Output every line below without omitting or altering anything.
* Start *
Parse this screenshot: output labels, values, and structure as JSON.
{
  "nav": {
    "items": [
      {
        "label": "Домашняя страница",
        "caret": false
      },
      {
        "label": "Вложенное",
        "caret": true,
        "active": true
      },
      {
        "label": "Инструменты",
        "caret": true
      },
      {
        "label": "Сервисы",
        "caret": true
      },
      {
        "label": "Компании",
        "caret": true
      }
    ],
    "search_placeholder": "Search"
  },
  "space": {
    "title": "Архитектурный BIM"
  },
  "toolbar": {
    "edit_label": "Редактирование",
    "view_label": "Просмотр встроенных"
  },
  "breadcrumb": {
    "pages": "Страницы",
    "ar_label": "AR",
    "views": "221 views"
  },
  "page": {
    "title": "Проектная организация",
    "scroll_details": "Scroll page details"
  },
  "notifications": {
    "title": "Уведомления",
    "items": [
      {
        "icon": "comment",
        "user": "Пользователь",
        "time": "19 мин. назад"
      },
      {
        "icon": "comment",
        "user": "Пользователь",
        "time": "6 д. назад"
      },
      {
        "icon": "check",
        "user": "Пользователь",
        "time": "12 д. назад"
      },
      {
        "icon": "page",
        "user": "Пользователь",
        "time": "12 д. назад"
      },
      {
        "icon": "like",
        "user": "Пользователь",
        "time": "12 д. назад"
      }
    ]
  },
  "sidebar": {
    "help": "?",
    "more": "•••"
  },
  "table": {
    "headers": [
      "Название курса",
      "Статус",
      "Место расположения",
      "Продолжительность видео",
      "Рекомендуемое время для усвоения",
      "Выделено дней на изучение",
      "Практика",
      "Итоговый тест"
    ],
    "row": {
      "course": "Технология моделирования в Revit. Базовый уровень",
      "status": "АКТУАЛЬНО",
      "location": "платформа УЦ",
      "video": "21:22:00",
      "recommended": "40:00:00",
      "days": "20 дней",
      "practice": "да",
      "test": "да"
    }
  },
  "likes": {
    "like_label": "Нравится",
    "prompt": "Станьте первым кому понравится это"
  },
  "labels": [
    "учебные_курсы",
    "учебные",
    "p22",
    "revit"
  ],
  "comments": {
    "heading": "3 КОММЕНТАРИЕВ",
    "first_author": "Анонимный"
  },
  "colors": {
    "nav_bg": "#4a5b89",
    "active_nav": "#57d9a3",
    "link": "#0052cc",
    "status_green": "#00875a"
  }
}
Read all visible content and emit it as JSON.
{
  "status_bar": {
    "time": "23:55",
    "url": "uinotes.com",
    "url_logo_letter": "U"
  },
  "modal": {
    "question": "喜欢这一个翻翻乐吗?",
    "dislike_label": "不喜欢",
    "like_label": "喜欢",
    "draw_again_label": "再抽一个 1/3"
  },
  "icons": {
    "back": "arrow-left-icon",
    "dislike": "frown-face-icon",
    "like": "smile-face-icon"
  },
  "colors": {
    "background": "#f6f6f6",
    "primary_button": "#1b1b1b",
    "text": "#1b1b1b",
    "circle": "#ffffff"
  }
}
* End *
» REPLY:
Parse this screenshot: output labels, values, and structure as JSON.
{
  "nav": {
    "items": [
      {
        "label": "Домашняя страница",
        "caret": false
      },
      {
        "label": "Вложенное",
        "caret": true,
        "active": true
      },
      {
        "label": "Инструменты",
        "caret": true
      },
      {
        "label": "Сервисы",
        "caret": true
      },
      {
        "label": "Компании",
        "caret": true
      }
    ],
    "search_placeholder": "Search"
  },
  "space": {
    "title": "Архитектурный BIM"
  },
  "toolbar": {
    "edit_label": "Редактирование",
    "view_label": "Просмотр встроенных"
  },
  "breadcrumb": {
    "pages": "Страницы",
    "ar_label": "AR",
    "views": "221 views"
  },
  "page": {
    "title": "Проектная организация",
    "scroll_details": "Scroll page details"
  },
  "notifications": {
    "title": "Уведомления",
    "items": [
      {
        "icon": "comment",
        "user": "Пользователь",
        "time": "19 мин. назад"
      },
      {
        "icon": "comment",
        "user": "Пользователь",
        "time": "6 д. назад"
      },
      {
        "icon": "check",
        "user": "Пользователь",
        "time": "12 д. назад"
      },
      {
        "icon": "page",
        "user": "Пользователь",
        "time": "12 д. назад"
      },
      {
        "icon": "like",
        "user": "Пользователь",
        "time": "12 д. назад"
      }
    ]
  },
  "sidebar": {
    "help": "?",
    "more": "•••"
  },
  "table": {
    "headers": [
      "Название курса",
      "Статус",
      "Место расположения",
      "Продолжительность видео",
      "Рекомендуемое время для усвоения",
      "Выделено дней на изучение",
      "Практика",
      "Итоговый тест"
    ],
    "row": {
      "course": "Технология моделирования в Revit. Базовый уровень",
      "status": "АКТУАЛЬНО",
      "location": "платформа УЦ",
      "video": "21:22:00",
      "recommended": "40:00:00",
      "days": "20 дней",
      "practice": "да",
      "test": "да"
    }
  },
  "likes": {
    "like_label": "Нравится",
    "prompt": "Станьте первым кому понравится это"
  },
  "labels": [
    "учебные_курсы",
    "учебные",
    "p22",
    "revit"
  ],
  "comments": {
    "heading": "3 КОММЕНТАРИЕВ",
    "first_author": "Анонимный"
  },
  "colors": {
    "nav_bg": "#4a5b89",
    "active_nav": "#57d9a3",
    "link": "#0052cc",
    "status_green": "#00875a"
  }
}
Read all visible content and emit it as JSON.
{
  "status_bar": {
    "time": "23:55",
    "url": "uinotes.com",
    "url_logo_letter": "U"
  },
  "modal": {
    "question": "喜欢这一个翻翻乐吗?",
    "dislike_label": "不喜欢",
    "like_label": "喜欢",
    "draw_again_label": "再抽一个 1/3"
  },
  "icons": {
    "back": "arrow-left-icon",
    "dislike": "frown-face-icon",
    "like": "smile-face-icon"
  },
  "colors": {
    "background": "#f6f6f6",
    "primary_button": "#1b1b1b",
    "text": "#1b1b1b",
    "circle": "#ffffff"
  }
}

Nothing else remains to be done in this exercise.